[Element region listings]
= = = = =
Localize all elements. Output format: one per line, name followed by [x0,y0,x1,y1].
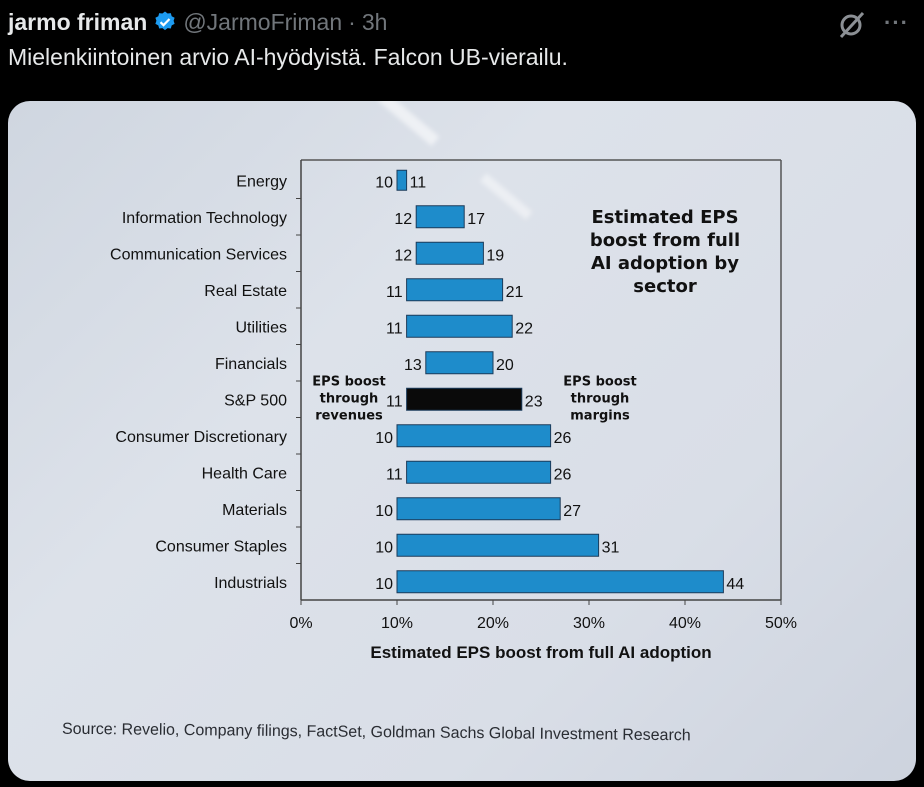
x-axis-title: Estimated EPS boost from full AI adoptio… [370,643,711,662]
annotation-margins: margins [570,408,630,423]
value-label-start: 10 [375,503,393,520]
value-label-start: 10 [375,174,393,191]
value-label-start: 12 [394,211,412,228]
value-label-start: 11 [386,284,403,301]
category-label: Energy [236,173,287,190]
category-label: Health Care [202,465,287,482]
x-tick-label: 50% [765,615,797,632]
bar-materials [396,497,561,521]
bar-consumer-discretionary [396,424,552,448]
bar-health-care [406,460,552,484]
category-label: Utilities [235,319,287,336]
tweet-media-photo[interactable]: 0% 10% 20% 30% 40% 50% Estimated EPS boost fro… [8,101,916,781]
category-label: Consumer Discretionary [115,429,287,446]
value-label-start: 10 [375,430,393,447]
author-name[interactable]: jarmo friman [8,8,148,35]
bar-s-p-500 [406,387,523,411]
annotation-revenues: through [320,391,379,406]
value-label-end: 19 [486,247,504,264]
chart-title-line: Estimated EPS [591,207,738,228]
value-label-end: 21 [506,284,524,301]
chart-title-line: sector [633,276,697,297]
bar-industrials [396,570,724,594]
separator: · [348,8,356,35]
value-label-end: 11 [410,174,427,191]
x-tick-label: 10% [381,615,413,632]
value-label-end: 26 [554,466,572,483]
chart-title-line: boost from full [590,230,740,251]
more-options-icon[interactable]: ··· [884,10,909,35]
annotation-margins: EPS boost [563,374,636,389]
bar-consumer-staples [396,533,600,557]
value-label-end: 26 [554,430,572,447]
value-label-start: 11 [386,320,403,337]
bar-utilities [406,314,513,338]
x-tick-label: 20% [477,615,509,632]
bar-communication-services [415,241,484,265]
annotation-revenues: EPS boost [312,374,385,389]
value-label-end: 22 [515,320,533,337]
value-label-start: 11 [386,393,403,410]
category-label: Information Technology [122,210,287,227]
value-label-start: 11 [386,466,403,483]
chart-title-line: AI adoption by [591,253,739,274]
value-label-end: 31 [602,539,620,556]
author-handle[interactable]: @JarmoFriman [183,8,343,35]
annotation-margins: through [571,391,630,406]
bar-information-technology [415,205,465,229]
annotation-revenues: revenues [315,408,383,423]
grok-icon[interactable] [836,8,868,40]
eps-chart: 0% 10% 20% 30% 40% 50% Estimated EPS boost fro… [110,159,797,662]
value-label-end: 23 [525,393,543,410]
tweet-text: Mielenkiintoinen arvio AI-hyödyistä. Fal… [8,44,568,70]
category-label: Industrials [214,575,287,592]
value-label-end: 44 [726,576,744,593]
verified-badge-icon [153,10,177,34]
category-label: Financials [215,356,287,373]
x-tick-label: 30% [573,615,605,632]
bar-real-estate [406,278,504,302]
category-label: Consumer Staples [155,538,287,555]
category-label: Real Estate [204,283,287,300]
category-label: Communication Services [110,246,287,263]
tweet-header: jarmo friman @JarmoFriman · 3h [8,6,387,38]
value-label-start: 12 [394,247,412,264]
value-label-end: 17 [467,211,485,228]
value-label-start: 10 [375,539,393,556]
timestamp[interactable]: 3h [361,8,388,35]
value-label-end: 20 [496,357,514,374]
value-label-end: 27 [563,503,581,520]
category-label: Materials [222,502,287,519]
bar-financials [425,351,494,375]
category-label: S&P 500 [224,392,287,409]
value-label-start: 10 [375,576,393,593]
bar-energy [396,169,408,191]
x-tick-label: 0% [289,615,312,632]
value-label-start: 13 [404,357,422,374]
x-tick-label: 40% [669,615,701,632]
= = = = =
◆ Your task ◆
Extract the lines in the records above exactly, beginning at the line that contains "x-axis-title: Estimated EPS" and stopping after the line that contains "category-label: Energy [236,173,287,190]".

◆ Written solution ◆
x-axis-title: Estimated EPS boost from full AI adoptio… [370,643,711,662]
annotation-margins: margins [570,408,630,423]
value-label-start: 10 [375,503,393,520]
value-label-start: 10 [375,174,393,191]
value-label-start: 12 [394,211,412,228]
value-label-start: 11 [386,284,403,301]
category-label: Energy [236,173,287,190]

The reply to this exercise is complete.